#### [STATED GOAL]
Write out the full listing again, exactly as it stands.

(Stored data entries)
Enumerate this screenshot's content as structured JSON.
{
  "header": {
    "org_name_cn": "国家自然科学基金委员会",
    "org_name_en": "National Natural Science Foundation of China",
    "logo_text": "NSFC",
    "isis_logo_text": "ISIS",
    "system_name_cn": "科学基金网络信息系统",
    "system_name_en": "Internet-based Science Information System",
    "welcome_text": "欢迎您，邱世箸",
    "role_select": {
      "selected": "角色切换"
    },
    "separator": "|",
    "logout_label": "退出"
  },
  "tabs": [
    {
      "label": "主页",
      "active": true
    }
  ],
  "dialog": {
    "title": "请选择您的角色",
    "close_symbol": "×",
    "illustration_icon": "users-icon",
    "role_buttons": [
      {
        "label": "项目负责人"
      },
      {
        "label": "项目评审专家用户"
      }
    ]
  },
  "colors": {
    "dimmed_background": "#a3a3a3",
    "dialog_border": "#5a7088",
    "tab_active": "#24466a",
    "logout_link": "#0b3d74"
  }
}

#### [PROBLEM SOLUTION]
Enumerate this screenshot's content as structured JSON.
{
  "header": {
    "org_name_cn": "国家自然科学基金委员会",
    "org_name_en": "National Natural Science Foundation of China",
    "logo_text": "NSFC",
    "isis_logo_text": "ISIS",
    "system_name_cn": "科学基金网络信息系统",
    "system_name_en": "Internet-based Science Information System",
    "welcome_text": "欢迎您，邱世箸",
    "role_select": {
      "selected": "角色切换"
    },
    "separator": "|",
    "logout_label": "退出"
  },
  "tabs": [
    {
      "label": "主页",
      "active": true
    }
  ],
  "dialog": {
    "title": "请选择您的角色",
    "close_symbol": "×",
    "illustration_icon": "users-icon",
    "role_buttons": [
      {
        "label": "项目负责人"
      },
      {
        "label": "项目评审专家用户"
      }
    ]
  },
  "colors": {
    "dimmed_background": "#a3a3a3",
    "dialog_border": "#5a7088",
    "tab_active": "#24466a",
    "logout_link": "#0b3d74"
  }
}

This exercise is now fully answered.